» Directions
Would you restate all the data that follows, word for word?

» The records

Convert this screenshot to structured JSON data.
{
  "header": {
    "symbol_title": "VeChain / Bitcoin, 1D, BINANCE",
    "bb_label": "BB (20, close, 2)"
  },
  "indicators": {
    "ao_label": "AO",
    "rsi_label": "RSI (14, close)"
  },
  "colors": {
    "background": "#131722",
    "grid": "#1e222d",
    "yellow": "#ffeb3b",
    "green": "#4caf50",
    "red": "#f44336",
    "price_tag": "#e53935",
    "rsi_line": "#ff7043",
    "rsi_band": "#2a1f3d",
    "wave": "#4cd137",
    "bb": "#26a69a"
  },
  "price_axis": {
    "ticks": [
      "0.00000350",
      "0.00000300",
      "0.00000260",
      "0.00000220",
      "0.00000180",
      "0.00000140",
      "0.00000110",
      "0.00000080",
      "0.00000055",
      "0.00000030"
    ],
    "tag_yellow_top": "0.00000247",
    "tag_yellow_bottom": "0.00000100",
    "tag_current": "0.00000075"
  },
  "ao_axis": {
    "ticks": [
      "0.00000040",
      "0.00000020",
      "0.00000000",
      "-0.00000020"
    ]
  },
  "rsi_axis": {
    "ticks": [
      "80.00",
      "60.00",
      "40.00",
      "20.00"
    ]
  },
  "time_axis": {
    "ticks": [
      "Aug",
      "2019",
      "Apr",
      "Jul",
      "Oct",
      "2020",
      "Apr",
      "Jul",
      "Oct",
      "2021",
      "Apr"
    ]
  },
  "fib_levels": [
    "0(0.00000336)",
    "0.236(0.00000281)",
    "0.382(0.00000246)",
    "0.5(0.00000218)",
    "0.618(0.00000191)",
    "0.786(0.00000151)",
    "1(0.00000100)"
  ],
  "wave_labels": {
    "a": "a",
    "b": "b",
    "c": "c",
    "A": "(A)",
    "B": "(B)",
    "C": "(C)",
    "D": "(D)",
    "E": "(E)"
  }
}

» Result of the exercise
Convert this screenshot to structured JSON data.
{
  "header": {
    "symbol_title": "VeChain / Bitcoin, 1D, BINANCE",
    "bb_label": "BB (20, close, 2)"
  },
  "indicators": {
    "ao_label": "AO",
    "rsi_label": "RSI (14, close)"
  },
  "colors": {
    "background": "#131722",
    "grid": "#1e222d",
    "yellow": "#ffeb3b",
    "green": "#4caf50",
    "red": "#f44336",
    "price_tag": "#e53935",
    "rsi_line": "#ff7043",
    "rsi_band": "#2a1f3d",
    "wave": "#4cd137",
    "bb": "#26a69a"
  },
  "price_axis": {
    "ticks": [
      "0.00000350",
      "0.00000300",
      "0.00000260",
      "0.00000220",
      "0.00000180",
      "0.00000140",
      "0.00000110",
      "0.00000080",
      "0.00000055",
      "0.00000030"
    ],
    "tag_yellow_top": "0.00000247",
    "tag_yellow_bottom": "0.00000100",
    "tag_current": "0.00000075"
  },
  "ao_axis": {
    "ticks": [
      "0.00000040",
      "0.00000020",
      "0.00000000",
      "-0.00000020"
    ]
  },
  "rsi_axis": {
    "ticks": [
      "80.00",
      "60.00",
      "40.00",
      "20.00"
    ]
  },
  "time_axis": {
    "ticks": [
      "Aug",
      "2019",
      "Apr",
      "Jul",
      "Oct",
      "2020",
      "Apr",
      "Jul",
      "Oct",
      "2021",
      "Apr"
    ]
  },
  "fib_levels": [
    "0(0.00000336)",
    "0.236(0.00000281)",
    "0.382(0.00000246)",
    "0.5(0.00000218)",
    "0.618(0.00000191)",
    "0.786(0.00000151)",
    "1(0.00000100)"
  ],
  "wave_labels": {
    "a": "a",
    "b": "b",
    "c": "c",
    "A": "(A)",
    "B": "(B)",
    "C": "(C)",
    "D": "(D)",
    "E": "(E)"
  }
}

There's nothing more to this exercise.